• SUPPLIED DATA:
——————
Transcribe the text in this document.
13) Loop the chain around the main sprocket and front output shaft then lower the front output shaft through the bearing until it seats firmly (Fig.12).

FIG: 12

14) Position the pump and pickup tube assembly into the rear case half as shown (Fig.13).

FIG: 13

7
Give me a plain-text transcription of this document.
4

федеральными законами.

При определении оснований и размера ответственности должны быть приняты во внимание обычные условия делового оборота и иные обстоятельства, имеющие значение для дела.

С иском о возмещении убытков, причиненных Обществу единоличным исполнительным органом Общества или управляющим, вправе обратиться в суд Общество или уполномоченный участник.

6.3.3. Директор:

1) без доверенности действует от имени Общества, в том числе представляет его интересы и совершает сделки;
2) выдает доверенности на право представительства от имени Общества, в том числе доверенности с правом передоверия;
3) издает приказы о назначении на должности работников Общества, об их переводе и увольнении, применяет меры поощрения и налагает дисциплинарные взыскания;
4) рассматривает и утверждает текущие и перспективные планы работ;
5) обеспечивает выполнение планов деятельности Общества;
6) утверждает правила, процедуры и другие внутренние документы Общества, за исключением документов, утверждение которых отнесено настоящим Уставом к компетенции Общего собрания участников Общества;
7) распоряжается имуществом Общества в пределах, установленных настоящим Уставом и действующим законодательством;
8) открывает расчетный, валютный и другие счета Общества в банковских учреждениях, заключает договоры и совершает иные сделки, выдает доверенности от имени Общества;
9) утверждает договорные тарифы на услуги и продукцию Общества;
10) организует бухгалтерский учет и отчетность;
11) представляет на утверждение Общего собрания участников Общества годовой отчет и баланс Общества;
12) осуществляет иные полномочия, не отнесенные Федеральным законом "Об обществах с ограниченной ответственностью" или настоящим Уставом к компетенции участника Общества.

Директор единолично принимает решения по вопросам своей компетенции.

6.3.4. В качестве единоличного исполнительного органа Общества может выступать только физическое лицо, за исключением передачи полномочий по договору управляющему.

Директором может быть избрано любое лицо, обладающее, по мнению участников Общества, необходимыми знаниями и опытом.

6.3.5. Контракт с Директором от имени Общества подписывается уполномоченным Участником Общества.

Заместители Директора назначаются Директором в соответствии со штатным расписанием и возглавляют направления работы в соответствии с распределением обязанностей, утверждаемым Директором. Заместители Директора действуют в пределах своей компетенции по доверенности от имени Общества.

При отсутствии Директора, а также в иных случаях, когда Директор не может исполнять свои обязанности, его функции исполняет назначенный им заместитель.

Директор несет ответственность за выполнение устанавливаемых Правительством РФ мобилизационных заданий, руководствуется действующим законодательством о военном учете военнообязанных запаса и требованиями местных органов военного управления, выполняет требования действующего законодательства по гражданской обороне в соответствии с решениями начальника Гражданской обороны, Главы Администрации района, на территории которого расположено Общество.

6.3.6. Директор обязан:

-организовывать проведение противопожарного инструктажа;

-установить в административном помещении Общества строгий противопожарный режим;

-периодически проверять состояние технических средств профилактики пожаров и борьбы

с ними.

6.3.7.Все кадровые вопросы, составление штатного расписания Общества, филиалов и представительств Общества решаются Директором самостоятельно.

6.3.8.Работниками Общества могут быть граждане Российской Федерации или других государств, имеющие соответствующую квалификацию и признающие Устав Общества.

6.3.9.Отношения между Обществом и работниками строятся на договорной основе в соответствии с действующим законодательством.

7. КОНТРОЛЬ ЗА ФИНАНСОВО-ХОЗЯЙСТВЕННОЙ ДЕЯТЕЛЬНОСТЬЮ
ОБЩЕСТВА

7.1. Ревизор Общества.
——————
• BRIEF: Write out every line of the material again, exactly as it reads.

• ANSWER TO THE TASK:
Transcribe the text in this document.
13) Loop the chain around the main sprocket and front output shaft then lower the front output shaft through the bearing until it seats firmly (Fig.12).

FIG: 12

14) Position the pump and pickup tube assembly into the rear case half as shown (Fig.13).

FIG: 13

7
Give me a plain-text transcription of this document.
4

федеральными законами.

При определении оснований и размера ответственности должны быть приняты во внимание обычные условия делового оборота и иные обстоятельства, имеющие значение для дела.

С иском о возмещении убытков, причиненных Обществу единоличным исполнительным органом Общества или управляющим, вправе обратиться в суд Общество или уполномоченный участник.

6.3.3. Директор:

1) без доверенности действует от имени Общества, в том числе представляет его интересы и совершает сделки;
2) выдает доверенности на право представительства от имени Общества, в том числе доверенности с правом передоверия;
3) издает приказы о назначении на должности работников Общества, об их переводе и увольнении, применяет меры поощрения и налагает дисциплинарные взыскания;
4) рассматривает и утверждает текущие и перспективные планы работ;
5) обеспечивает выполнение планов деятельности Общества;
6) утверждает правила, процедуры и другие внутренние документы Общества, за исключением документов, утверждение которых отнесено настоящим Уставом к компетенции Общего собрания участников Общества;
7) распоряжается имуществом Общества в пределах, установленных настоящим Уставом и действующим законодательством;
8) открывает расчетный, валютный и другие счета Общества в банковских учреждениях, заключает договоры и совершает иные сделки, выдает доверенности от имени Общества;
9) утверждает договорные тарифы на услуги и продукцию Общества;
10) организует бухгалтерский учет и отчетность;
11) представляет на утверждение Общего собрания участников Общества годовой отчет и баланс Общества;
12) осуществляет иные полномочия, не отнесенные Федеральным законом "Об обществах с ограниченной ответственностью" или настоящим Уставом к компетенции участника Общества.

Директор единолично принимает решения по вопросам своей компетенции.

6.3.4. В качестве единоличного исполнительного органа Общества может выступать только физическое лицо, за исключением передачи полномочий по договору управляющему.

Директором может быть избрано любое лицо, обладающее, по мнению участников Общества, необходимыми знаниями и опытом.

6.3.5. Контракт с Директором от имени Общества подписывается уполномоченным Участником Общества.

Заместители Директора назначаются Директором в соответствии со штатным расписанием и возглавляют направления работы в соответствии с распределением обязанностей, утверждаемым Директором. Заместители Директора действуют в пределах своей компетенции по доверенности от имени Общества.

При отсутствии Директора, а также в иных случаях, когда Директор не может исполнять свои обязанности, его функции исполняет назначенный им заместитель.

Директор несет ответственность за выполнение устанавливаемых Правительством РФ мобилизационных заданий, руководствуется действующим законодательством о военном учете военнообязанных запаса и требованиями местных органов военного управления, выполняет требования действующего законодательства по гражданской обороне в соответствии с решениями начальника Гражданской обороны, Главы Администрации района, на территории которого расположено Общество.

6.3.6. Директор обязан:

-организовывать проведение противопожарного инструктажа;

-установить в административном помещении Общества строгий противопожарный режим;

-периодически проверять состояние технических средств профилактики пожаров и борьбы

с ними.

6.3.7.Все кадровые вопросы, составление штатного расписания Общества, филиалов и представительств Общества решаются Директором самостоятельно.

6.3.8.Работниками Общества могут быть граждане Российской Федерации или других государств, имеющие соответствующую квалификацию и признающие Устав Общества.

6.3.9.Отношения между Обществом и работниками строятся на договорной основе в соответствии с действующим законодательством.

7. КОНТРОЛЬ ЗА ФИНАНСОВО-ХОЗЯЙСТВЕННОЙ ДЕЯТЕЛЬНОСТЬЮ
ОБЩЕСТВА

7.1. Ревизор Общества.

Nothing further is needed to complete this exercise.